▶ **EXERCISE DIRECTIONS**
Only the number is wanted: how many lines hold the word "COLLABNET"?

**** RECORDS FOR THIS EXERCISE ****

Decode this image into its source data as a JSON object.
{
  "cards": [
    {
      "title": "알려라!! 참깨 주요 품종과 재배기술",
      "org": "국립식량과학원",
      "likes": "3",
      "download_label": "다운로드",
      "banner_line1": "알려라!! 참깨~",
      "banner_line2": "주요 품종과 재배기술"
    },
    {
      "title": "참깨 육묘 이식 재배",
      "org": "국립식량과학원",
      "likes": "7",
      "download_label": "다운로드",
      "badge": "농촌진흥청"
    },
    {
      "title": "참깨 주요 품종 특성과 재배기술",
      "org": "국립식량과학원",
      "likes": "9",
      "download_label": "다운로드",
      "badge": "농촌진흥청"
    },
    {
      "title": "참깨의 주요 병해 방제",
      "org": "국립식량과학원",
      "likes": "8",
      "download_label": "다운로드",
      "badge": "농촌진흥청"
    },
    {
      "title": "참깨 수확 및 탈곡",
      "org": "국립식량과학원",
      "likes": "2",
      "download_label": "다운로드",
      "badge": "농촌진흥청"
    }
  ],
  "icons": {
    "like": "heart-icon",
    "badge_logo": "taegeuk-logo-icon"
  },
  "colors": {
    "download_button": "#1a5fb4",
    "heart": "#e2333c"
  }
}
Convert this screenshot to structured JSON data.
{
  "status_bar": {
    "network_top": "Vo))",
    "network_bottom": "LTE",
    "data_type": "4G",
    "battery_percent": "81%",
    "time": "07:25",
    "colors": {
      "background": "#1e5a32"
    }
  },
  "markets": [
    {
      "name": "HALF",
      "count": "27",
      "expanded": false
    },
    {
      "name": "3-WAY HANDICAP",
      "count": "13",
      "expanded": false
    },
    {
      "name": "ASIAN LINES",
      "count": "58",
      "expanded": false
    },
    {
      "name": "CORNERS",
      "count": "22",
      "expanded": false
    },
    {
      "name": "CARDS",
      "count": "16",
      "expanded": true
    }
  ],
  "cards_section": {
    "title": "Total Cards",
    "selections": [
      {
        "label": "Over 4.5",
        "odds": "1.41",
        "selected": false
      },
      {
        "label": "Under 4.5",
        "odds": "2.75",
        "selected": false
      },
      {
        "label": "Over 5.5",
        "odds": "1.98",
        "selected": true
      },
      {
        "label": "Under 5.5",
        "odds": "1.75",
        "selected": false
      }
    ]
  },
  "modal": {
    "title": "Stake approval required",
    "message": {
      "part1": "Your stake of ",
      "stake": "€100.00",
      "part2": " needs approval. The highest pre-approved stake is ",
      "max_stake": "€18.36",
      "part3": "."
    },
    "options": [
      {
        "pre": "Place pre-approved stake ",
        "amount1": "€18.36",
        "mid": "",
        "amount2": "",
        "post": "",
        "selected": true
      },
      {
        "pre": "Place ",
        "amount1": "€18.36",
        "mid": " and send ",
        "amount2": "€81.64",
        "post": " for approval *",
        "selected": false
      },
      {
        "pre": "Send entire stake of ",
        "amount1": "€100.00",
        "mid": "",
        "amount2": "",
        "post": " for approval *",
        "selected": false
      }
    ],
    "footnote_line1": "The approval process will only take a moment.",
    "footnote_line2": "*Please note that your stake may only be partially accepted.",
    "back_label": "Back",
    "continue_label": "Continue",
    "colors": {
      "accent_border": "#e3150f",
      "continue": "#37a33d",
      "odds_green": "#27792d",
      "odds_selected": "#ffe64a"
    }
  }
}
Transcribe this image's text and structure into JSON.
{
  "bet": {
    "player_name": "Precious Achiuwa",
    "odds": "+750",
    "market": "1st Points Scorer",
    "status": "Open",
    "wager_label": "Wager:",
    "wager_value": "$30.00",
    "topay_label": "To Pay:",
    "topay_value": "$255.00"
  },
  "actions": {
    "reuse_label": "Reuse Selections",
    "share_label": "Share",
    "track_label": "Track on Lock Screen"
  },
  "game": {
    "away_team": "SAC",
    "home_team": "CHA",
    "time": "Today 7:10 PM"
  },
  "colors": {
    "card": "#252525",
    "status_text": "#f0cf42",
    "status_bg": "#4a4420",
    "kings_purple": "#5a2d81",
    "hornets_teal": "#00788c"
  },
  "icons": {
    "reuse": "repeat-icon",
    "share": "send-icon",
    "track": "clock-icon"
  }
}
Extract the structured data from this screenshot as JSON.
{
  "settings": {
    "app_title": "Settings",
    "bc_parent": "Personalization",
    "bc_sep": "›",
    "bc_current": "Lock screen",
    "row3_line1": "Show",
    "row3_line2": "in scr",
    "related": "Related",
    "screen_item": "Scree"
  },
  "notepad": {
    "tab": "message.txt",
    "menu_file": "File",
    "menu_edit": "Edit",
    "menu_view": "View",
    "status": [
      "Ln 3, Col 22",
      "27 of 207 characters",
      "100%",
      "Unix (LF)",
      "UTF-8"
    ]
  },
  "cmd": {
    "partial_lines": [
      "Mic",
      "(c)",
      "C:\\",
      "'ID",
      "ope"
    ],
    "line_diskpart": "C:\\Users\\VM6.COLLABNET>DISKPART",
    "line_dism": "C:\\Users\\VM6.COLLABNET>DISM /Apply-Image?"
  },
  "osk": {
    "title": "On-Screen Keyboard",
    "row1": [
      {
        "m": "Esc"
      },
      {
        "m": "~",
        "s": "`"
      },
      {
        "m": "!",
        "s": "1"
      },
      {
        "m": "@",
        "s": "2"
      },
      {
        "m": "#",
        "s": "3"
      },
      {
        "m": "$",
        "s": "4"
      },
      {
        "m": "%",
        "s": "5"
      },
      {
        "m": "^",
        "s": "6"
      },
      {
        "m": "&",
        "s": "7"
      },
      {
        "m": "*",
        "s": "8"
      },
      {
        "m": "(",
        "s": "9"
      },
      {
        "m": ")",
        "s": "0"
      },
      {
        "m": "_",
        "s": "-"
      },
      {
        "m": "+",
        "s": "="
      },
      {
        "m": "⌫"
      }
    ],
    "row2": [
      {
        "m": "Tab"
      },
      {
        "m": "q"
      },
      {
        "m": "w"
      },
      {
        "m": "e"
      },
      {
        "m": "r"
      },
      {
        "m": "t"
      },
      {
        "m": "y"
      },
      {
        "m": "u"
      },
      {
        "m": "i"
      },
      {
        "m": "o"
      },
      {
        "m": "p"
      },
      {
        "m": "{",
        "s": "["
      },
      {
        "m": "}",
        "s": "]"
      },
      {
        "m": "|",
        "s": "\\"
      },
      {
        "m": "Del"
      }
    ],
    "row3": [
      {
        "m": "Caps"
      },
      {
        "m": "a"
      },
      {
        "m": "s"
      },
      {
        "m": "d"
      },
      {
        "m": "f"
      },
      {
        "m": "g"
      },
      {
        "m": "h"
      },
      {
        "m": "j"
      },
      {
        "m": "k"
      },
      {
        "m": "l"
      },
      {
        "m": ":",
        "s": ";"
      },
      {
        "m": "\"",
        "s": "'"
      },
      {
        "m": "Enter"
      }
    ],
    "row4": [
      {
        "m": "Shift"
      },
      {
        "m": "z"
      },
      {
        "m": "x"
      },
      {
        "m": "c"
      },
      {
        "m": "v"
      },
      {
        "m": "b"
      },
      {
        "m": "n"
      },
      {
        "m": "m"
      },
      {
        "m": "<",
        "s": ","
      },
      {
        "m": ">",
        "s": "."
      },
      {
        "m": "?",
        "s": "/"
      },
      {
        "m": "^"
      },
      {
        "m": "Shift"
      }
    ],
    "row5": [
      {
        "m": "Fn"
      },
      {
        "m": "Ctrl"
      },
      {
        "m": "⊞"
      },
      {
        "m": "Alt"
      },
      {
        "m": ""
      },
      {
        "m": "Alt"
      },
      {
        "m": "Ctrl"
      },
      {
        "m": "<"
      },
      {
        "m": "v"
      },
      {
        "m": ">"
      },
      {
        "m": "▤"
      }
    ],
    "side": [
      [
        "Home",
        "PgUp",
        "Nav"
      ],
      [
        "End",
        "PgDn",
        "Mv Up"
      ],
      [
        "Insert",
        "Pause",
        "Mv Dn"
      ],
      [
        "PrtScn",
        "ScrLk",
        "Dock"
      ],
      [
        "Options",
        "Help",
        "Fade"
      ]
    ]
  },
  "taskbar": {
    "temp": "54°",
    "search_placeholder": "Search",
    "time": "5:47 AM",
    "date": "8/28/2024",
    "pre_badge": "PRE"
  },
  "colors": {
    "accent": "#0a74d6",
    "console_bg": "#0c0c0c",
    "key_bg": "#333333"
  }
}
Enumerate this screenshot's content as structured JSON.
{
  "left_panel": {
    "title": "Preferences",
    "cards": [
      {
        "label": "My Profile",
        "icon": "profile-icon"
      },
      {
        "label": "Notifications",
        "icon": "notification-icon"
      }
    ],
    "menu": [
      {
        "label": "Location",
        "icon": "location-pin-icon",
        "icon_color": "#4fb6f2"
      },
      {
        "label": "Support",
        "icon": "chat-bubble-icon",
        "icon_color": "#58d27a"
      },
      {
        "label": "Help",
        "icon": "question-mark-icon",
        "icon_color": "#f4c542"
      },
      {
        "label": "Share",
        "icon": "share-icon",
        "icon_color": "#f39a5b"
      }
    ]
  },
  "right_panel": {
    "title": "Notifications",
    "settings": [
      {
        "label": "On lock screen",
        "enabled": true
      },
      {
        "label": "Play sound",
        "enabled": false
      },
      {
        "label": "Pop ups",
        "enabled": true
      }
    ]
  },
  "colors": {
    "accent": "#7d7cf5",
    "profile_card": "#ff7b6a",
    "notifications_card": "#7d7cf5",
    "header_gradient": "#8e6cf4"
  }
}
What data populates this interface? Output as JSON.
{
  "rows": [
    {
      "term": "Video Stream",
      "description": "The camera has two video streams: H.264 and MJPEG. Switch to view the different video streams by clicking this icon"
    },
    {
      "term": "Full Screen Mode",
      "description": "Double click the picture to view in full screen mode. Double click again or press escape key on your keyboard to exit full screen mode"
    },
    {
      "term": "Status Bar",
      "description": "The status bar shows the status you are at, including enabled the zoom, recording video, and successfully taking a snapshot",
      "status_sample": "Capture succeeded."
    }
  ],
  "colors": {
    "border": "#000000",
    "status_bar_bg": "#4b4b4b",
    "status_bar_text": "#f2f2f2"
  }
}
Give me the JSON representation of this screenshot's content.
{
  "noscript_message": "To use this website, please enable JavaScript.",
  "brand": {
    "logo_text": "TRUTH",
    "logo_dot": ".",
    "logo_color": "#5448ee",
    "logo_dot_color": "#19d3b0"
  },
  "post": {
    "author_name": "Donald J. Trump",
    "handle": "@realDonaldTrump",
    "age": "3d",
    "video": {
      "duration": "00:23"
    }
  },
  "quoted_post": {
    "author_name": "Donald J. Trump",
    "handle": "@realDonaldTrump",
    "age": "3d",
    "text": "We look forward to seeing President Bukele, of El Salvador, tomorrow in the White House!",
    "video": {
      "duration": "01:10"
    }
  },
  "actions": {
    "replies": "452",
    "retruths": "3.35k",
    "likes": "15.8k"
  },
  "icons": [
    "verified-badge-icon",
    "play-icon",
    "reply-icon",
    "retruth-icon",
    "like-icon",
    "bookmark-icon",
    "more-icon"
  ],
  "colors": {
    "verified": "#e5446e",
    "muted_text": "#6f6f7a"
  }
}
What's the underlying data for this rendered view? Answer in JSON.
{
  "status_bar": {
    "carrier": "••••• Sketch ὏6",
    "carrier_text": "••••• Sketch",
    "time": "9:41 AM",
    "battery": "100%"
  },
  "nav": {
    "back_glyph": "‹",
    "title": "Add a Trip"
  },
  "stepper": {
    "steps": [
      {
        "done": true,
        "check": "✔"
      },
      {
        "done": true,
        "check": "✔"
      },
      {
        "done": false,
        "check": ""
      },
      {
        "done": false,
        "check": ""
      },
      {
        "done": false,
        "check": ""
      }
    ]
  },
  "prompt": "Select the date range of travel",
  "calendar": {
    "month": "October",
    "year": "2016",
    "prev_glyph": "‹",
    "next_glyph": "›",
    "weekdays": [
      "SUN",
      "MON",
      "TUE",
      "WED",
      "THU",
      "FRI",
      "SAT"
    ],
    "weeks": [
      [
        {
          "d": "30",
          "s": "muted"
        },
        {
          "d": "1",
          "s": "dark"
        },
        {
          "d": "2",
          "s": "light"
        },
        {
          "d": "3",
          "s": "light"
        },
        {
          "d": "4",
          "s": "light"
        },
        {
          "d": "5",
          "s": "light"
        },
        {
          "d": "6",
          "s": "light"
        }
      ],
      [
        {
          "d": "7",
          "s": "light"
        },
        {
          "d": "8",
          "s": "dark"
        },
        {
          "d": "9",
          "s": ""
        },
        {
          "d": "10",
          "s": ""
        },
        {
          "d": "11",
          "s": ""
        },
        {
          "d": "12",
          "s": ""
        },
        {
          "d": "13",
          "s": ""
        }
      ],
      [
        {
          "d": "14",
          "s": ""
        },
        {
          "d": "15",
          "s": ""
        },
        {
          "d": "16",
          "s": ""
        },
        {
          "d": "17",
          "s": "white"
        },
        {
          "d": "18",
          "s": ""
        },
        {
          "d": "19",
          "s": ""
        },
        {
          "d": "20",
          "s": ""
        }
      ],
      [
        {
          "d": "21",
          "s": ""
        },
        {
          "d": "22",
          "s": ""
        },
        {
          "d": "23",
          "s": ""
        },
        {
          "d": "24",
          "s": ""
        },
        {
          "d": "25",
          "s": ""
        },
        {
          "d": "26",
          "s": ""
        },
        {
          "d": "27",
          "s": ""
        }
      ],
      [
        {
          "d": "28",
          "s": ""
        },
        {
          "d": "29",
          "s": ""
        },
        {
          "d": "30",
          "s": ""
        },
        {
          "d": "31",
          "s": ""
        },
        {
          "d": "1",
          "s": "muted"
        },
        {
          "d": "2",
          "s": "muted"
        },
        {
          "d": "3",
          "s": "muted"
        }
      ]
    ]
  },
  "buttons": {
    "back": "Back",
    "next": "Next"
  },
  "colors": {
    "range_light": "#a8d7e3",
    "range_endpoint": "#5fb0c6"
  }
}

****

▶ **SOLUTION TO THIS PROBLEM**
2